## Excerpt provided
Table 1. Baseline demographic and clinical features at the time of psychosis diagnosis for the whole VLOP cohort, patients who developed dementia, patients who had 2+ core features of DLB at the time of dementia diagnosis, and patients with DLB-NLP

aComparison of all-cause dementia v. no dementia; bdementia with 2+ core features of DLB v. dementia with <2 core features of DLB; cDLB-NLP v. other cause dementia. Mann–Whitney test used to compare all non-parametric continuous data. In all remaining categorical comparisons χ2 test used unless the count was <5 denoted by §where Fisher's exact test was used. #Medication prescription in the 6 months before or after psychosis diagnosis as proxy for prevalent use at the time of index date; +frequency of patients scored as experiencing problems >2 in that domain; ^frequency of patients scoring >1 in this item. **Significant at the 1% level, p < 0.01, *significant at the 5% level p < 0.05.

## Exercise set
• 1. According to the Table 1 excerpt, why were medication prescriptions from the 6 months before or after psychosis diagnosis counted?
• 2. Quote the Table 1 excerpt word for word, from "aComparison of all-cause" up to and including "5% level p < 0.05.".

## Data supplied
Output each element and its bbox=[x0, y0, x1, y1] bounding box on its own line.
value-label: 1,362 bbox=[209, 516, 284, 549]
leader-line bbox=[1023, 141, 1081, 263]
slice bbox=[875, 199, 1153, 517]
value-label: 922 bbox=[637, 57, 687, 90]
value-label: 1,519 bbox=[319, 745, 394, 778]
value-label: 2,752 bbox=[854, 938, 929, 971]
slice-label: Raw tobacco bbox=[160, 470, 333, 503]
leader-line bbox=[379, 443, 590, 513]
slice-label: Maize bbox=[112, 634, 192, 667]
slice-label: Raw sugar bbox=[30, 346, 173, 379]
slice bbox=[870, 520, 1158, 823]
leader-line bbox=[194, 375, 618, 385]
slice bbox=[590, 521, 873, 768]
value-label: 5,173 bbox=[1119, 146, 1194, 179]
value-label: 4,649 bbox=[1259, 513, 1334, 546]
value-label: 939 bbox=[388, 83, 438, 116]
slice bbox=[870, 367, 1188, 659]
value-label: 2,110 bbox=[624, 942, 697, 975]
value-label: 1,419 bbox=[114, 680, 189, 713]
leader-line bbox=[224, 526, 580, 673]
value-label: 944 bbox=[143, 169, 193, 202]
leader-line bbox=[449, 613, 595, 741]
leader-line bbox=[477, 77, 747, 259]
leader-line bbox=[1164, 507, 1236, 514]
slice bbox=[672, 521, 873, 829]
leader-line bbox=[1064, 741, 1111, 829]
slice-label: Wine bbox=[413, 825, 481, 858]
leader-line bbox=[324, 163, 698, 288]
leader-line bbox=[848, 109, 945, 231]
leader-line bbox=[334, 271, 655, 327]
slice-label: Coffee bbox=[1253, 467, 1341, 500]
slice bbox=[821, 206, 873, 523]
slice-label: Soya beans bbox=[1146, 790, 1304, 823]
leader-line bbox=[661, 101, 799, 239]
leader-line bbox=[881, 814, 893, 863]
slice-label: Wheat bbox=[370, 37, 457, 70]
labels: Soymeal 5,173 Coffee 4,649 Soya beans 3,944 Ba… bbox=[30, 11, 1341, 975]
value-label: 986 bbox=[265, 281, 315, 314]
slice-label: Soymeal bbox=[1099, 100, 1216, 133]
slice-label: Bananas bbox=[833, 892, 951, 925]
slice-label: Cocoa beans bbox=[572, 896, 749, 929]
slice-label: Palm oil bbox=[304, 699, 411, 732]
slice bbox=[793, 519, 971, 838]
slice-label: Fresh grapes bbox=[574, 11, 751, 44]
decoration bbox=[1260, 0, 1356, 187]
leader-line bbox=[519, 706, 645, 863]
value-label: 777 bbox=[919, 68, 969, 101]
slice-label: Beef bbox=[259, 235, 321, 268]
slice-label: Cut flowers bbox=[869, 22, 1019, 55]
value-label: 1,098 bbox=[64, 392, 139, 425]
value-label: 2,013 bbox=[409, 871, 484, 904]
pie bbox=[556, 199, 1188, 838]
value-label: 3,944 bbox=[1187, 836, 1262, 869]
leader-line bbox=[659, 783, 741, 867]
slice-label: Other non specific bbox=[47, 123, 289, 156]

## Outputs in order
• 1. Prescriptions in that window served as a proxy for prevalent medication use at the time of the index date.

• 2.
aComparison of all-cause dementia v. no dementia; bdementia with 2+ core features of DLB v. dementia with <2 core features of DLB; cDLB-NLP v. other cause dementia. Mann–Whitney test used to compare all non-parametric continuous data. In all remaining categorical comparisons χ2 test used unless the count was <5 denoted by §where Fisher's exact test was used. #Medication prescription in the 6 months before or after psychosis diagnosis as proxy for prevalent use at the time of index date; +frequency of patients scored as experiencing problems >2 in that domain; ^frequency of patients scoring >1 in this item. **Significant at the 1% level, p < 0.01, *significant at the 5% level p < 0.05.